▸ Input rows
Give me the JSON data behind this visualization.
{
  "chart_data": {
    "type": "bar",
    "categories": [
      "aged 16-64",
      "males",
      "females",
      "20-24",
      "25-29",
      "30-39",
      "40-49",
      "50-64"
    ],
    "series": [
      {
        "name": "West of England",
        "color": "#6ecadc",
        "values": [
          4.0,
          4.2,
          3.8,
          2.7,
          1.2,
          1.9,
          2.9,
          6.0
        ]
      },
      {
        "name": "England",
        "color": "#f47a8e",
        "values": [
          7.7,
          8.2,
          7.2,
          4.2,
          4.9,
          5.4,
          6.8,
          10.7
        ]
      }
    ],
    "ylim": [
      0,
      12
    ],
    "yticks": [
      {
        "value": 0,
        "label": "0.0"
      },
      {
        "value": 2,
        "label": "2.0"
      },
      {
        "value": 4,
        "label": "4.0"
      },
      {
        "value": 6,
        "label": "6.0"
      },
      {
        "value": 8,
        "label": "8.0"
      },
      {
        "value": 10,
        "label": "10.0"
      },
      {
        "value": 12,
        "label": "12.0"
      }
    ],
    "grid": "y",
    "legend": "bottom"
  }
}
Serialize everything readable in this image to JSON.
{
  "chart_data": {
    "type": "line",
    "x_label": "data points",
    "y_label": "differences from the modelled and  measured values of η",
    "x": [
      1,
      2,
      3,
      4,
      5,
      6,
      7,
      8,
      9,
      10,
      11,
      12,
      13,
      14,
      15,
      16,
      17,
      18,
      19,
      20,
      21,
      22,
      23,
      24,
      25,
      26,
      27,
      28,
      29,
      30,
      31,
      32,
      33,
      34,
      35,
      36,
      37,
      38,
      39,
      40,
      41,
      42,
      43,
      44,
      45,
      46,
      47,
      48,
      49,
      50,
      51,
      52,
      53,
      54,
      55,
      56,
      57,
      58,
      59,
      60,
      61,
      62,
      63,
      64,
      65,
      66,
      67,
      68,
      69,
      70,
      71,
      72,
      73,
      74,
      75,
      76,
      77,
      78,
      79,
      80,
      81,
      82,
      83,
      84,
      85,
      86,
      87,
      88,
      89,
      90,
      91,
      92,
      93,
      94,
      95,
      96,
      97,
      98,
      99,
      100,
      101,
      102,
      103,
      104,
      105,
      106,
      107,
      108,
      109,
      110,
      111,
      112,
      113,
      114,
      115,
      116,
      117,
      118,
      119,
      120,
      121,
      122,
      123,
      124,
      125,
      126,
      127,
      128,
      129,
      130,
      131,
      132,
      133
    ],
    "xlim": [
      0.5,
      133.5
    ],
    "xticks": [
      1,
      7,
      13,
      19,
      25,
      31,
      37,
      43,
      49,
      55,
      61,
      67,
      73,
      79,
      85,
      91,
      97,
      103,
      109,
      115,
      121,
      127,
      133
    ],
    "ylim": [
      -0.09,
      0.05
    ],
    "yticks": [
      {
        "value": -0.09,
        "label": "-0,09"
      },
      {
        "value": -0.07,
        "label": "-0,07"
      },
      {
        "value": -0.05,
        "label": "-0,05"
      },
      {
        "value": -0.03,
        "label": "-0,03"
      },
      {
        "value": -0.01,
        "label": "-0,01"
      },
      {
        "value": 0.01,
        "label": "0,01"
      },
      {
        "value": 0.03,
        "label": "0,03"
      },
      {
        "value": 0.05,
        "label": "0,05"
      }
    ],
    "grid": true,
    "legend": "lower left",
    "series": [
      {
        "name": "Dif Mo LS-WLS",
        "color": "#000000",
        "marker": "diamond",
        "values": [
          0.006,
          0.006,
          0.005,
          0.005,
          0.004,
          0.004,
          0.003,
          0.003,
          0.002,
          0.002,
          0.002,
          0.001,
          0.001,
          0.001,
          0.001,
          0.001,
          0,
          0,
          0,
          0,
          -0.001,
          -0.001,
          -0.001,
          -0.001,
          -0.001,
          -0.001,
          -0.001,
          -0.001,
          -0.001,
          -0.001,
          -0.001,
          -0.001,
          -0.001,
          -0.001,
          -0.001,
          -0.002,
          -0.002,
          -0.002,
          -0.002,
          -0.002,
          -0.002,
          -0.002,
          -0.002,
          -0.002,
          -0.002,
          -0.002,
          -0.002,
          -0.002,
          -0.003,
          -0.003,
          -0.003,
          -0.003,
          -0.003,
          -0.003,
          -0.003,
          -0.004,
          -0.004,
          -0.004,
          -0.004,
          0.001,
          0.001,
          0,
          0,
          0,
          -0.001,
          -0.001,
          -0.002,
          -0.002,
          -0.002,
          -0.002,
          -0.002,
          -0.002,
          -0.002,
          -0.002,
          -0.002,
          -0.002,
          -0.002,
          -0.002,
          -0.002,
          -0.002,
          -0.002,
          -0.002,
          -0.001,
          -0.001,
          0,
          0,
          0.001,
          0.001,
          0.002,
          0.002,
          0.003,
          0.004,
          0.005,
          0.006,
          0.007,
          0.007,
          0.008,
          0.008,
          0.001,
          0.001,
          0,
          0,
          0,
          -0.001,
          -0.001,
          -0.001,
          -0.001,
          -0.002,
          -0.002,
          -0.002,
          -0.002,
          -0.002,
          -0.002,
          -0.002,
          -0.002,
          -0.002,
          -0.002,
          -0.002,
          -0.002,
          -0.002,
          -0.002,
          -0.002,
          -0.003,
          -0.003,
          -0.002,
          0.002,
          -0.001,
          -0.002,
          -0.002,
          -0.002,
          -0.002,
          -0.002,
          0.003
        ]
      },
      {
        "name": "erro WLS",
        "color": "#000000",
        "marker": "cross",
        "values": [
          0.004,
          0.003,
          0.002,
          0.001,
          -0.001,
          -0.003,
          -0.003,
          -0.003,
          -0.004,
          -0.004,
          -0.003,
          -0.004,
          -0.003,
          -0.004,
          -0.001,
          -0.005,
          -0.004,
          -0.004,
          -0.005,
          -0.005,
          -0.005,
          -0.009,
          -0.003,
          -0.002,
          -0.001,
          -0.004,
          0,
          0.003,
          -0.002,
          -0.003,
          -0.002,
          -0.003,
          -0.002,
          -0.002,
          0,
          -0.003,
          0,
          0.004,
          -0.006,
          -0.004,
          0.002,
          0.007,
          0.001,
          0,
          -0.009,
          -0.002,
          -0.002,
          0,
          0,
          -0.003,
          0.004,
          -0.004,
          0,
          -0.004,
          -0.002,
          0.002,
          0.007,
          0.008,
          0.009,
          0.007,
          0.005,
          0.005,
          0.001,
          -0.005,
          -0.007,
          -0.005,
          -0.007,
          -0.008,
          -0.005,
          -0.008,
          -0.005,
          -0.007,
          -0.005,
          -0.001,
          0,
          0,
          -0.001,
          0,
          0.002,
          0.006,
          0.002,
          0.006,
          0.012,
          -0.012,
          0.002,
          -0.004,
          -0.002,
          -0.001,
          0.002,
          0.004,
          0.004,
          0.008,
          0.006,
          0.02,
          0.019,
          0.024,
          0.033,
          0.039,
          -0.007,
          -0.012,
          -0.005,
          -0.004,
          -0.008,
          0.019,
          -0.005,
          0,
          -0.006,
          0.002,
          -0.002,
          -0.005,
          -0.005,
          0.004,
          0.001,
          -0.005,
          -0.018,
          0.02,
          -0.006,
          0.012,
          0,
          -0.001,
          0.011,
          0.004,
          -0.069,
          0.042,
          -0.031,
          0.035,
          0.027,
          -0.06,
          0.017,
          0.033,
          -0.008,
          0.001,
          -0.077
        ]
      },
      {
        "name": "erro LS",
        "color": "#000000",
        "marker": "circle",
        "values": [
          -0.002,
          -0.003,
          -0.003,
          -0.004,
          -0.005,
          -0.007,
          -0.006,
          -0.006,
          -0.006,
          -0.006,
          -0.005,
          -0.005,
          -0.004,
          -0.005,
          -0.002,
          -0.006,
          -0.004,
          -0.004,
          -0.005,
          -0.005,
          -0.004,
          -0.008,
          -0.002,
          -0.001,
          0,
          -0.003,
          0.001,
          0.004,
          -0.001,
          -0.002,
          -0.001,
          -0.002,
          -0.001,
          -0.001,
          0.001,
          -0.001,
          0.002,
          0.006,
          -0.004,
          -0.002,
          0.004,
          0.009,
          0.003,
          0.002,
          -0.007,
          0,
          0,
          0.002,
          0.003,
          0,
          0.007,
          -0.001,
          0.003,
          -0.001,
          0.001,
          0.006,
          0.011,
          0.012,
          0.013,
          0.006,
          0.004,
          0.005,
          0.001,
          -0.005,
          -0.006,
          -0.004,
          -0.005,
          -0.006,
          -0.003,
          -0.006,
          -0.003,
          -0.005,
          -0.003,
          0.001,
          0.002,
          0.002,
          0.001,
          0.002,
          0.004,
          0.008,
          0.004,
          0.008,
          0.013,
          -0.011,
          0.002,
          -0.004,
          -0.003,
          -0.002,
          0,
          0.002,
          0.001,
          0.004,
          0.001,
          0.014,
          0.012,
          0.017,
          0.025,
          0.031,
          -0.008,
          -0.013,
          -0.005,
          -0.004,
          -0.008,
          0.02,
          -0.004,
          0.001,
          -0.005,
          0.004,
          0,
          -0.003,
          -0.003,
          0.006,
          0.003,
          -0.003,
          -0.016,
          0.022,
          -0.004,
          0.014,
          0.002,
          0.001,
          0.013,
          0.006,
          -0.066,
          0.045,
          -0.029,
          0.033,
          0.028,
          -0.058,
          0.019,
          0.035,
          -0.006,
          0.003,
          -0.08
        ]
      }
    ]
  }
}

▸ What the exercise asks
Copy every line of the material in which the word "marker" occurs.

▸ Correct result
        "marker": "diamond",
        "marker": "cross",
        "marker": "circle",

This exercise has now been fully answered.